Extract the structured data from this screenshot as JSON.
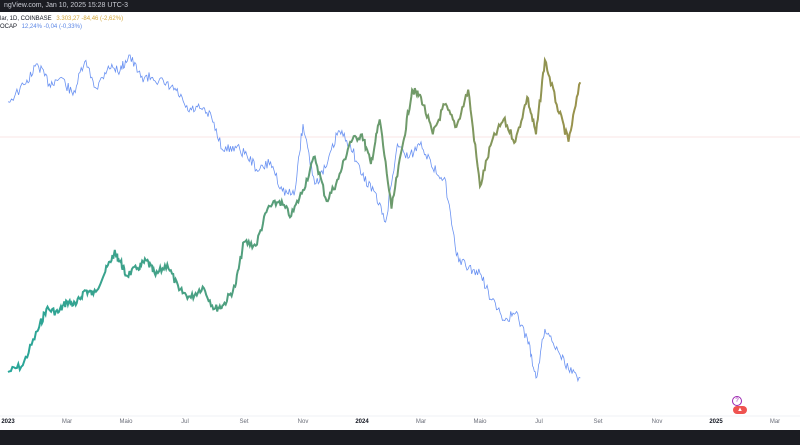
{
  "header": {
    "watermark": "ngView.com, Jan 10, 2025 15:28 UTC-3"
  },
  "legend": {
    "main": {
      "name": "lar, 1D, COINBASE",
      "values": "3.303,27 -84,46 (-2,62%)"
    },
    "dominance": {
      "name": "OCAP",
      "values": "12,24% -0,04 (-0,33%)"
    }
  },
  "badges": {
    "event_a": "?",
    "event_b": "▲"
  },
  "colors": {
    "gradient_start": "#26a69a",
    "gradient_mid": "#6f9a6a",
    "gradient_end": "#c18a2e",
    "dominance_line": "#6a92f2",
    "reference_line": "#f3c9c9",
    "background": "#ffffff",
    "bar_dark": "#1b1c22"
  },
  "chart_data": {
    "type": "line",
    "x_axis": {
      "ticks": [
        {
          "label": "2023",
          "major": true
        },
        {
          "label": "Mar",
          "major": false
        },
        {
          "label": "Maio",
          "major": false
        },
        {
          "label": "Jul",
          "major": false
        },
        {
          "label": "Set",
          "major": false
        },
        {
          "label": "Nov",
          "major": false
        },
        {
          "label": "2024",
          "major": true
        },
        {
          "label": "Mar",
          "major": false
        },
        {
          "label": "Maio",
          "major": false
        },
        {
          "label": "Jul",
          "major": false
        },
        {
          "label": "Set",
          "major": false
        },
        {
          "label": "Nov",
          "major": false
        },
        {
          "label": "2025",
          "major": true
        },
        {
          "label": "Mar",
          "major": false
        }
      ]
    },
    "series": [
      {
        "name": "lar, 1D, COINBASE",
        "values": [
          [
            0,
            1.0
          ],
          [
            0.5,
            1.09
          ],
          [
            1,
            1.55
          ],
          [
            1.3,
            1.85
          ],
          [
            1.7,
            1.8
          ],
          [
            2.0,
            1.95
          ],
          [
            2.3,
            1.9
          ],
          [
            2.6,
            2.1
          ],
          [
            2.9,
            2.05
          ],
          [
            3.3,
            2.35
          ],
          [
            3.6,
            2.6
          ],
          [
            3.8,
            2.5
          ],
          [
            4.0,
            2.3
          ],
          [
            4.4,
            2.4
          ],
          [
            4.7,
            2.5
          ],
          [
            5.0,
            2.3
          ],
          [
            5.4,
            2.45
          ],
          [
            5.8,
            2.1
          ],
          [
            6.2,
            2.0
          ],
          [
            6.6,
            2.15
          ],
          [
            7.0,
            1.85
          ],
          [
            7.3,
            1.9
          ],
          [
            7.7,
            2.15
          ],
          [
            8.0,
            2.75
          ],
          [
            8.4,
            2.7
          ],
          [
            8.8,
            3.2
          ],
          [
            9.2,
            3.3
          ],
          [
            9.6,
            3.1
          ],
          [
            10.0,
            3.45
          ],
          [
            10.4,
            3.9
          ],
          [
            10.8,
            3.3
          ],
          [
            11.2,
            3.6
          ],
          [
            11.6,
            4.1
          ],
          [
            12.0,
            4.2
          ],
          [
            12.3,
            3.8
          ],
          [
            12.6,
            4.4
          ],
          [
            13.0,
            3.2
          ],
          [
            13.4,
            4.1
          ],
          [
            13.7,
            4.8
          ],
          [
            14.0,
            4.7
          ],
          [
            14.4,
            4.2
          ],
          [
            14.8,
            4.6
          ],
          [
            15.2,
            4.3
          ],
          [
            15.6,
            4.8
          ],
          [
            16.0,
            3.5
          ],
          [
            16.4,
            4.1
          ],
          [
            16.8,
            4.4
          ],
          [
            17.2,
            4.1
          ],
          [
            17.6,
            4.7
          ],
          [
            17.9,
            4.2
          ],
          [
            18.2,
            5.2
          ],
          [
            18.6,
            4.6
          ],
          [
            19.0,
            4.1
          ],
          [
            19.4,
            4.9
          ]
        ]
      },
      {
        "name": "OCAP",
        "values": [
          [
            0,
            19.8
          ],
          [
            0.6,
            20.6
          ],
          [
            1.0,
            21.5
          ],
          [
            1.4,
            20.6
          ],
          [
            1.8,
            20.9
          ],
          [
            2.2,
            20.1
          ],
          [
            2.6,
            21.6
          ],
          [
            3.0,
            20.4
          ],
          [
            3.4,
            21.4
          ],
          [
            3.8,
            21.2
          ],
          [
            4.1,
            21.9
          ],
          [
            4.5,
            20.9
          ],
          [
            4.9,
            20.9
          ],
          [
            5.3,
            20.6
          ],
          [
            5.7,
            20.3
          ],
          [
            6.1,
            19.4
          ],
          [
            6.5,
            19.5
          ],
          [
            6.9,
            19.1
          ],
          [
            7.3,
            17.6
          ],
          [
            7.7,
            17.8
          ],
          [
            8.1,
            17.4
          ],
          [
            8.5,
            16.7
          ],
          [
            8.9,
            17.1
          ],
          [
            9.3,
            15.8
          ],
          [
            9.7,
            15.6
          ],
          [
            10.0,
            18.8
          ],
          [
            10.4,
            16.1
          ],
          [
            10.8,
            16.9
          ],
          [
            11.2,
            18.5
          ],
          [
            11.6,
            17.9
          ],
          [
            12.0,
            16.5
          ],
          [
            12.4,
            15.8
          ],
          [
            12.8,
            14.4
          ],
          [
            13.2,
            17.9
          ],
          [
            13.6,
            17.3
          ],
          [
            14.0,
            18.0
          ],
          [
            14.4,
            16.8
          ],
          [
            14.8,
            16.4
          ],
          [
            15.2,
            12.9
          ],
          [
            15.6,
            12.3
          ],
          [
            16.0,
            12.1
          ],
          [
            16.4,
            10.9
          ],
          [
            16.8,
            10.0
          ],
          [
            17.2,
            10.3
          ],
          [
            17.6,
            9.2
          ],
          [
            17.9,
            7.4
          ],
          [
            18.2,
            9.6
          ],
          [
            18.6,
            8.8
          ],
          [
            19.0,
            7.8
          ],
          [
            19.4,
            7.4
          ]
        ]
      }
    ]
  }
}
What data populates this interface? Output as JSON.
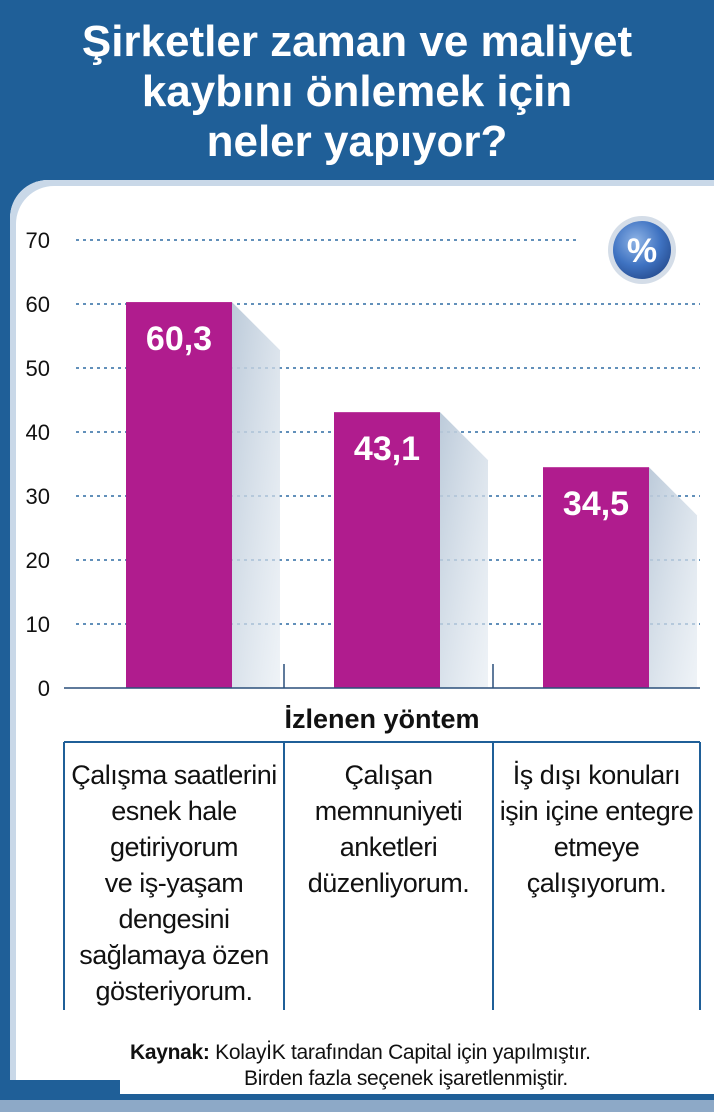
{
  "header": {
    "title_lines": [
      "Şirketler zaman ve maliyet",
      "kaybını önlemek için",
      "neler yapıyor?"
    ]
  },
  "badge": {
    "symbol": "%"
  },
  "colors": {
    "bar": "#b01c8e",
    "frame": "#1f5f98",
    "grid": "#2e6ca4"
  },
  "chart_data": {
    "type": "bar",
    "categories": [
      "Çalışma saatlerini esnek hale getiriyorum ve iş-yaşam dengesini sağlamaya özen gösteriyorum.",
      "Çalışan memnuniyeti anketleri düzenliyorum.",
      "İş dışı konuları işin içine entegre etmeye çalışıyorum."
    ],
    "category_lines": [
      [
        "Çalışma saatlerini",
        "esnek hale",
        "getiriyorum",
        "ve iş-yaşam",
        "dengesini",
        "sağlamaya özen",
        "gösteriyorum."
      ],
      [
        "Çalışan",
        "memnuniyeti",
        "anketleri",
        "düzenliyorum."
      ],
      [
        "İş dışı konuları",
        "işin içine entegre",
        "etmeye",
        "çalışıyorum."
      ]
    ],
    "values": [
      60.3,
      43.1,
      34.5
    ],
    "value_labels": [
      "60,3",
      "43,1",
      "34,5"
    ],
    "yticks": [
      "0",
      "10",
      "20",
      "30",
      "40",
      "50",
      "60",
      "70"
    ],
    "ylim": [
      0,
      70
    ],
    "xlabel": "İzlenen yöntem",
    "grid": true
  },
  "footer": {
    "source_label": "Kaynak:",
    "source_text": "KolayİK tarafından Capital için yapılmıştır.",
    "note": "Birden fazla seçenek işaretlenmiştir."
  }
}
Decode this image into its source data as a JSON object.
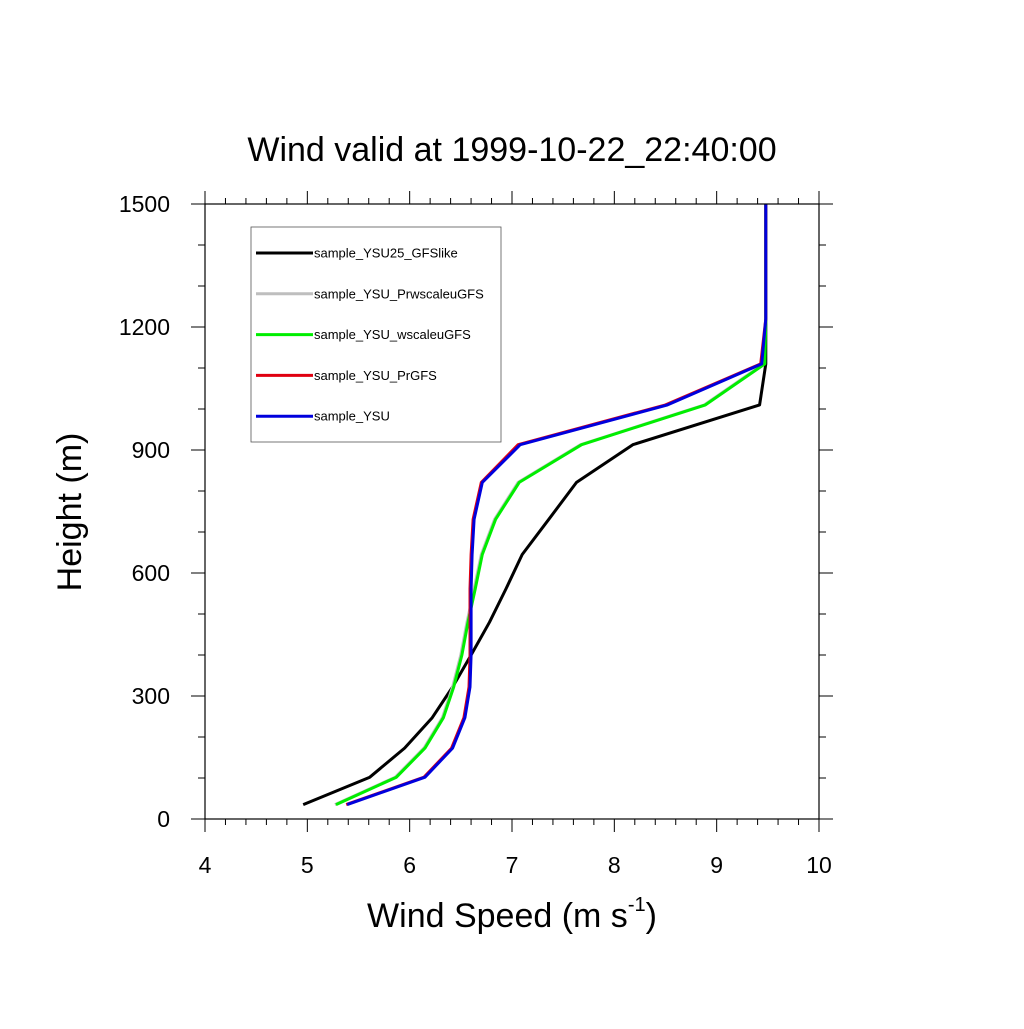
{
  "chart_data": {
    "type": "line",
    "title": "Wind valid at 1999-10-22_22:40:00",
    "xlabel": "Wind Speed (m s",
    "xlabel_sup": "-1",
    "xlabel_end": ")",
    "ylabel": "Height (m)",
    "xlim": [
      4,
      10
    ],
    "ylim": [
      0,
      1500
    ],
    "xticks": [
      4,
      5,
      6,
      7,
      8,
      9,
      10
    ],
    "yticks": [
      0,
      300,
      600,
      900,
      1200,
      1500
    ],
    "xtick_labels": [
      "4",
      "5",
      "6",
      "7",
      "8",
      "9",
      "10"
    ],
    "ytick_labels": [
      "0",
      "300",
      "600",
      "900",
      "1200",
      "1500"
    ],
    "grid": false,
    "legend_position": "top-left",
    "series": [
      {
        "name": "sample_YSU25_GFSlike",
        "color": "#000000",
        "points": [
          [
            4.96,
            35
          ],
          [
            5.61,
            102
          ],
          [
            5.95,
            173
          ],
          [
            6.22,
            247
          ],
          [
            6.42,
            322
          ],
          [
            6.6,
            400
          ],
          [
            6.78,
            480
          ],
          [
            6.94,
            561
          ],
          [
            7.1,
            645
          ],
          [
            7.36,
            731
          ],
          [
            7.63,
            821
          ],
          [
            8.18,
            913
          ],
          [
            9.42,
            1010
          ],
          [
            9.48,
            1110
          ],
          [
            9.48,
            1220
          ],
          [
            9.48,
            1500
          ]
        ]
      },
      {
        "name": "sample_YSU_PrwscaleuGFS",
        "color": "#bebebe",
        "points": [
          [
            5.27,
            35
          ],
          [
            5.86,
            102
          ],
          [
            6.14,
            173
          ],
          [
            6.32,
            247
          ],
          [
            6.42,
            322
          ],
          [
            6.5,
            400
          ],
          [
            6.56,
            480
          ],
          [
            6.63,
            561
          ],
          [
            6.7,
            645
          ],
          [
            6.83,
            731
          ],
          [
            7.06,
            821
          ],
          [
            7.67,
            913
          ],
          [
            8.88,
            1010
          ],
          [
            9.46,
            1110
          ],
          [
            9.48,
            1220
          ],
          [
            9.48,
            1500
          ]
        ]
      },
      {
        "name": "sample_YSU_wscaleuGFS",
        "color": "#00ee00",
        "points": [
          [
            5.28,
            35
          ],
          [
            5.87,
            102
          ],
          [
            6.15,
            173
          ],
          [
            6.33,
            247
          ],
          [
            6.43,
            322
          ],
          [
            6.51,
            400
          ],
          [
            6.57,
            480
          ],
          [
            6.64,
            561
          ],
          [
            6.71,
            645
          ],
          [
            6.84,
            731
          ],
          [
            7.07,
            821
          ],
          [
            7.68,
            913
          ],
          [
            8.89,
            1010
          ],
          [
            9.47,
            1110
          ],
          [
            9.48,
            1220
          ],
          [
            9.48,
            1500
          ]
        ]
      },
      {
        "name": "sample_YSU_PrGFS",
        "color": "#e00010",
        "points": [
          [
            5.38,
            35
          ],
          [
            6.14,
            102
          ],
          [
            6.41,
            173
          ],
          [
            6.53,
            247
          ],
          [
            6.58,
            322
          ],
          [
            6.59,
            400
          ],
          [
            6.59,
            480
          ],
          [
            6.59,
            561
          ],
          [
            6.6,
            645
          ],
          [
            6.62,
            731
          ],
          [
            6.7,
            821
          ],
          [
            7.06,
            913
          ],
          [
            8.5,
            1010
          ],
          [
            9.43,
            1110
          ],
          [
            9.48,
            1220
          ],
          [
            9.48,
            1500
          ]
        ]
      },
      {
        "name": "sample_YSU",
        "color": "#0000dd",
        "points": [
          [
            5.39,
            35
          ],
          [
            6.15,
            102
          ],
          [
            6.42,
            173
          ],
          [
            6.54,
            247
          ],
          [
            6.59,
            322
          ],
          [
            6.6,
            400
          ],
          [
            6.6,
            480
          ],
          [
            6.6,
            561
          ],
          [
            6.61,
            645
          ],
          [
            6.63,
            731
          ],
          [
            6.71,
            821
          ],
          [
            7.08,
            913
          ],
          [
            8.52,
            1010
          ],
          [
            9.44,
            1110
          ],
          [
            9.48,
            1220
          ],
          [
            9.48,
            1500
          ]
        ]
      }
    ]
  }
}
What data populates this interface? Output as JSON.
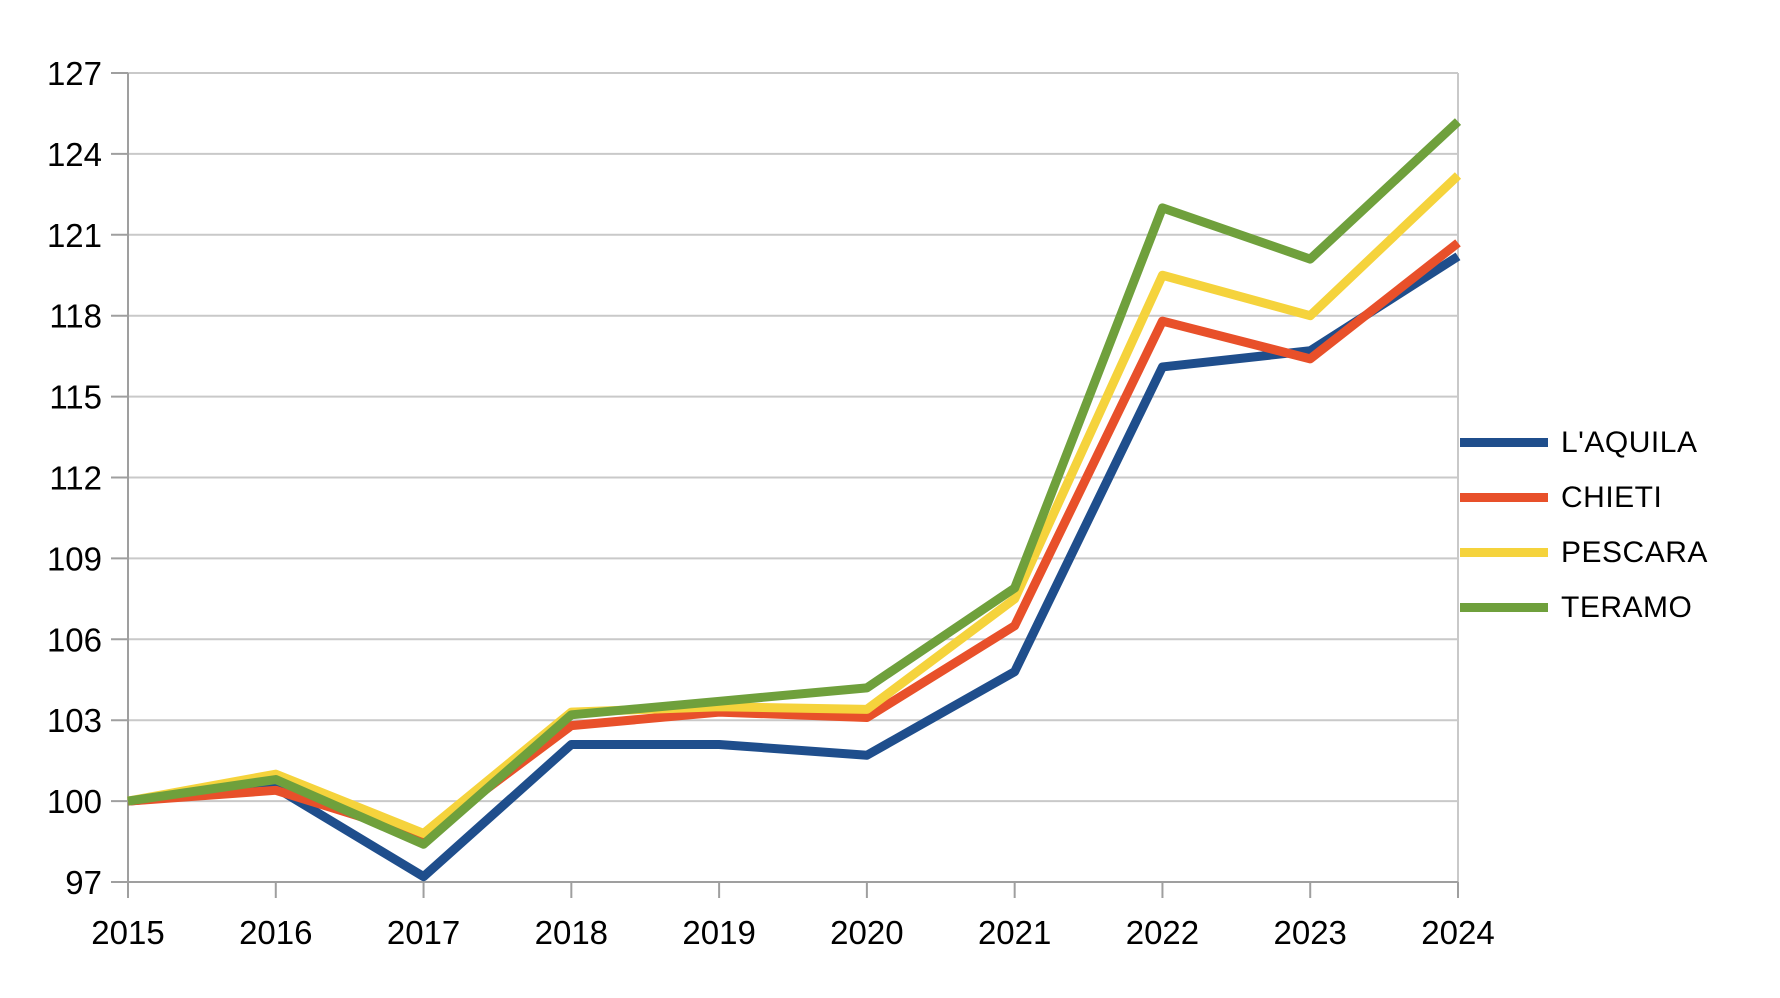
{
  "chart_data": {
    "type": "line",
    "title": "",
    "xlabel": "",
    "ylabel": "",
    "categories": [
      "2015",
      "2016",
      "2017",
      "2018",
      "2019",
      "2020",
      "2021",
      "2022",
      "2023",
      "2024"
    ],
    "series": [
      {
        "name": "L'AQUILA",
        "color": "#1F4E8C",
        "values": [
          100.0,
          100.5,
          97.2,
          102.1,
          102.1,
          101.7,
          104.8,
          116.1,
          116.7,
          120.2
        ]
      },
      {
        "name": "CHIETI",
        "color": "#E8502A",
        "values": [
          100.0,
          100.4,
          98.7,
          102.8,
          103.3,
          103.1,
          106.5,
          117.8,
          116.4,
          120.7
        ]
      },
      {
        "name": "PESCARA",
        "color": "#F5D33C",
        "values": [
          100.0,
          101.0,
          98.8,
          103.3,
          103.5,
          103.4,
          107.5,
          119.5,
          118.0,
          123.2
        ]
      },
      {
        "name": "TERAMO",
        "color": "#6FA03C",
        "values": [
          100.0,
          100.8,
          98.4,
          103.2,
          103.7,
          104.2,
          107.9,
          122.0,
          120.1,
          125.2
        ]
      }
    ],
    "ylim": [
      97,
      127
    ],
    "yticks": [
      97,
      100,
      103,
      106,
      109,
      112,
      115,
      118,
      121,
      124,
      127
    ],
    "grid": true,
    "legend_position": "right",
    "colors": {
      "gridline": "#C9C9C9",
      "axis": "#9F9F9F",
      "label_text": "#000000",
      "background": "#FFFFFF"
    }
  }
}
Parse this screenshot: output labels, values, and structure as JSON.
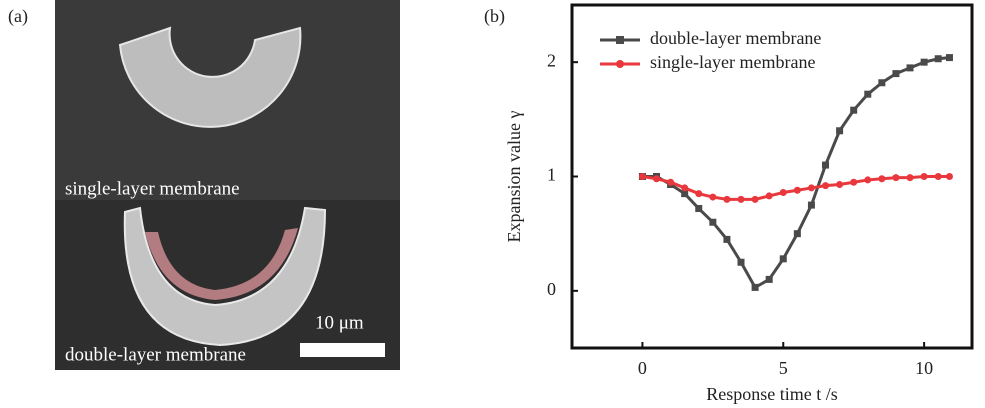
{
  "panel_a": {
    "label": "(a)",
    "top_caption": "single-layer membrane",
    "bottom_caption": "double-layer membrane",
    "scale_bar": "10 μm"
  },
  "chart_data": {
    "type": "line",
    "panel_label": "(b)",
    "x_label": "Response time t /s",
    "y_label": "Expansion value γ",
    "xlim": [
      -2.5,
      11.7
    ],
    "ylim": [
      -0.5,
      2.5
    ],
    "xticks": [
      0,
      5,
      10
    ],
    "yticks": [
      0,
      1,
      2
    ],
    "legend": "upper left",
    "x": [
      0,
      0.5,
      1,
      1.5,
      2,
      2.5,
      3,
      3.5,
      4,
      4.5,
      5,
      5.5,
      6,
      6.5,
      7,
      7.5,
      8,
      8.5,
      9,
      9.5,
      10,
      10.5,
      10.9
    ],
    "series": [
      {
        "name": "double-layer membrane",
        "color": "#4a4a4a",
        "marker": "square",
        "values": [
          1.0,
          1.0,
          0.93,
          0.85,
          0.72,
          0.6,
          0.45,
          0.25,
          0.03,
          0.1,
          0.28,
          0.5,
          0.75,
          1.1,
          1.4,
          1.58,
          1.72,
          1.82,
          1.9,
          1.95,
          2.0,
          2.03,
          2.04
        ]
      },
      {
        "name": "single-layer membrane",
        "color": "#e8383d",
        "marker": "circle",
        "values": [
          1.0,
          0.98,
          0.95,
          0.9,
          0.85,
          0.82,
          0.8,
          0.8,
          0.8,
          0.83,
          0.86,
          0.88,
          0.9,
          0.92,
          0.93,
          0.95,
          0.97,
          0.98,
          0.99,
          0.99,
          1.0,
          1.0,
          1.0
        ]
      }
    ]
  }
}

---*---

Extract from the data every line where "dışı" shows up.

      "İş dışı konuları işin içine entegre etmeye çalışıyorum."
        "İş dışı konuları",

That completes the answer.